- **Data to use**:
■ ■ ■ ■
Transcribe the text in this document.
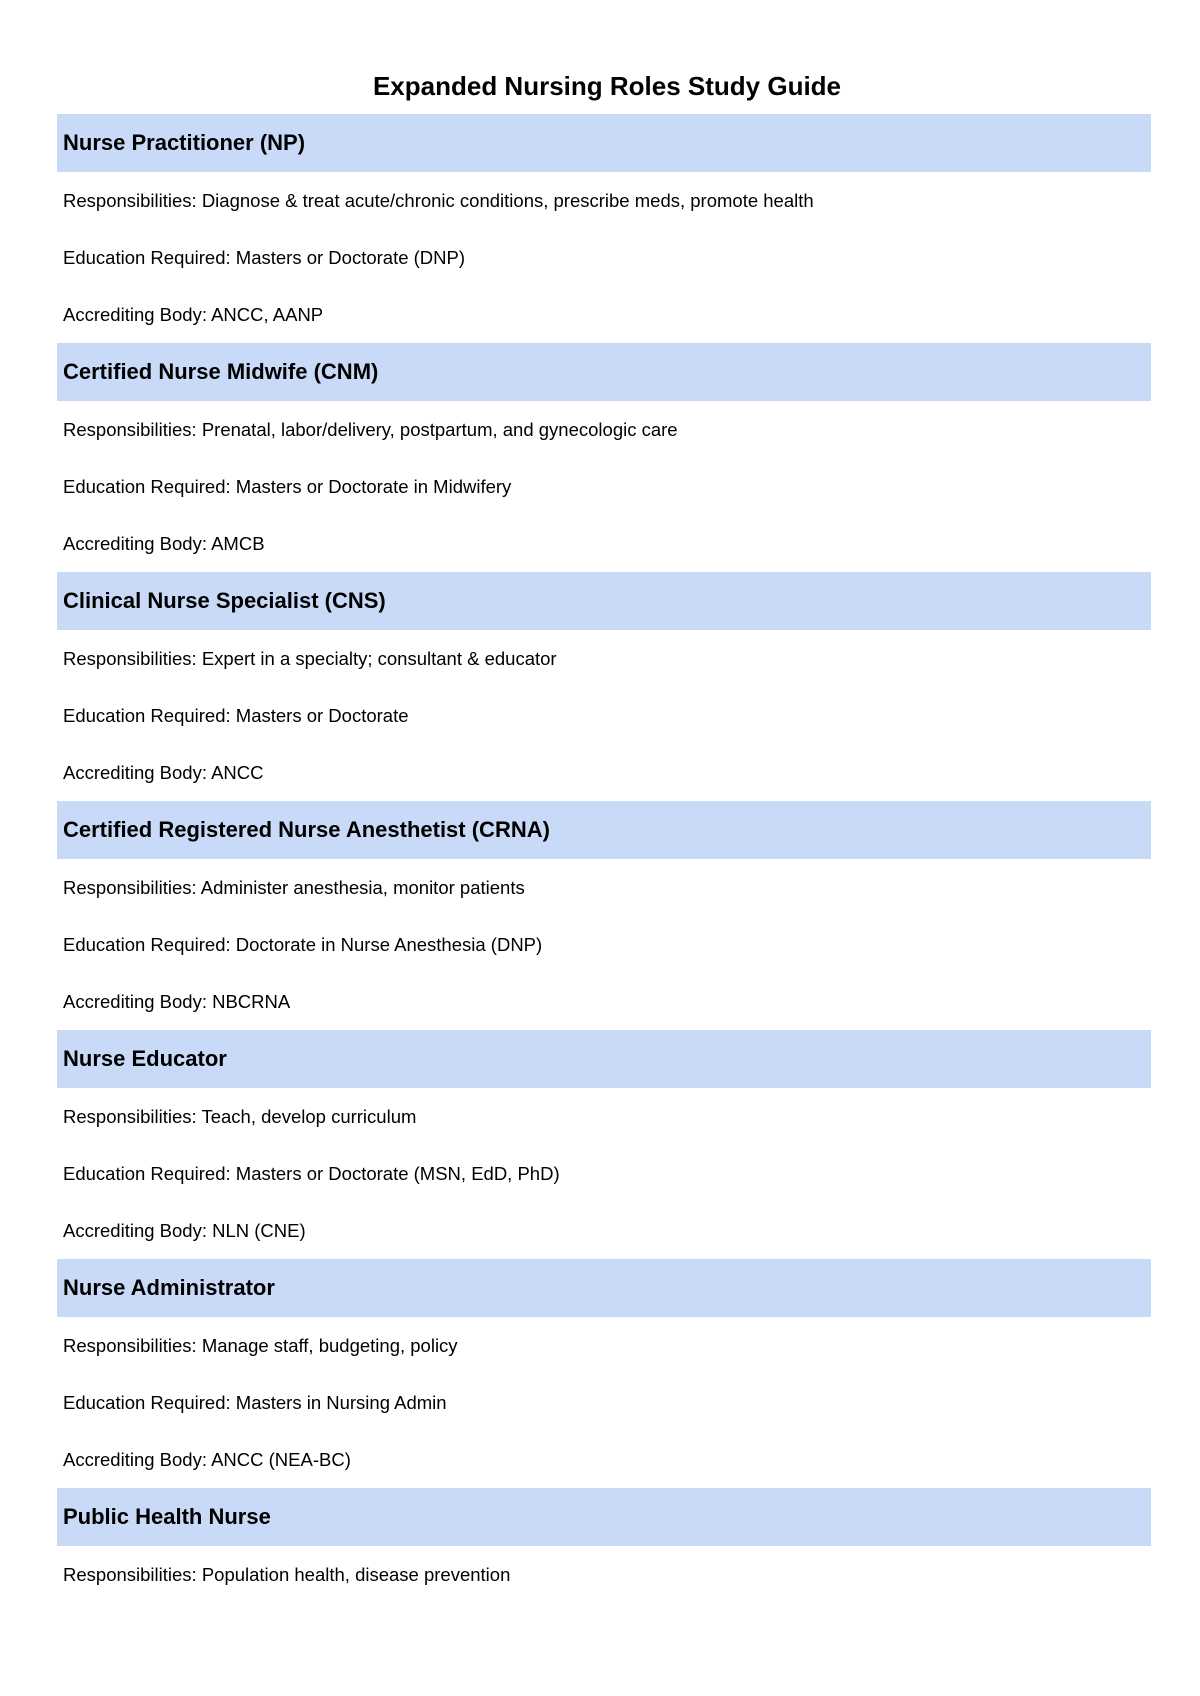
Expanded Nursing Roles Study Guide
Nurse Practitioner (NP)
Responsibilities: Diagnose & treat acute/chronic conditions, prescribe meds, promote health
Education Required: Masters or Doctorate (DNP)
Accrediting Body: ANCC, AANP
Certified Nurse Midwife (CNM)
Responsibilities: Prenatal, labor/delivery, postpartum, and gynecologic care
Education Required: Masters or Doctorate in Midwifery
Accrediting Body: AMCB
Clinical Nurse Specialist (CNS)
Responsibilities: Expert in a specialty; consultant & educator
Education Required: Masters or Doctorate
Accrediting Body: ANCC
Certified Registered Nurse Anesthetist (CRNA)
Responsibilities: Administer anesthesia, monitor patients
Education Required: Doctorate in Nurse Anesthesia (DNP)
Accrediting Body: NBCRNA
Nurse Educator
Responsibilities: Teach, develop curriculum
Education Required: Masters or Doctorate (MSN, EdD, PhD)
Accrediting Body: NLN (CNE)
Nurse Administrator
Responsibilities: Manage staff, budgeting, policy
Education Required: Masters in Nursing Admin
Accrediting Body: ANCC (NEA-BC)
Public Health Nurse
Responsibilities: Population health, disease prevention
■ ■ ■ ■
- **Work item**:
Retype every entry above exactly and, please, skip the pictures.

- **Written reply**:
Transcribe the text in this document.
Expanded Nursing Roles Study Guide
Nurse Practitioner (NP)
Responsibilities: Diagnose & treat acute/chronic conditions, prescribe meds, promote health
Education Required: Masters or Doctorate (DNP)
Accrediting Body: ANCC, AANP
Certified Nurse Midwife (CNM)
Responsibilities: Prenatal, labor/delivery, postpartum, and gynecologic care
Education Required: Masters or Doctorate in Midwifery
Accrediting Body: AMCB
Clinical Nurse Specialist (CNS)
Responsibilities: Expert in a specialty; consultant & educator
Education Required: Masters or Doctorate
Accrediting Body: ANCC
Certified Registered Nurse Anesthetist (CRNA)
Responsibilities: Administer anesthesia, monitor patients
Education Required: Doctorate in Nurse Anesthesia (DNP)
Accrediting Body: NBCRNA
Nurse Educator
Responsibilities: Teach, develop curriculum
Education Required: Masters or Doctorate (MSN, EdD, PhD)
Accrediting Body: NLN (CNE)
Nurse Administrator
Responsibilities: Manage staff, budgeting, policy
Education Required: Masters in Nursing Admin
Accrediting Body: ANCC (NEA-BC)
Public Health Nurse
Responsibilities: Population health, disease prevention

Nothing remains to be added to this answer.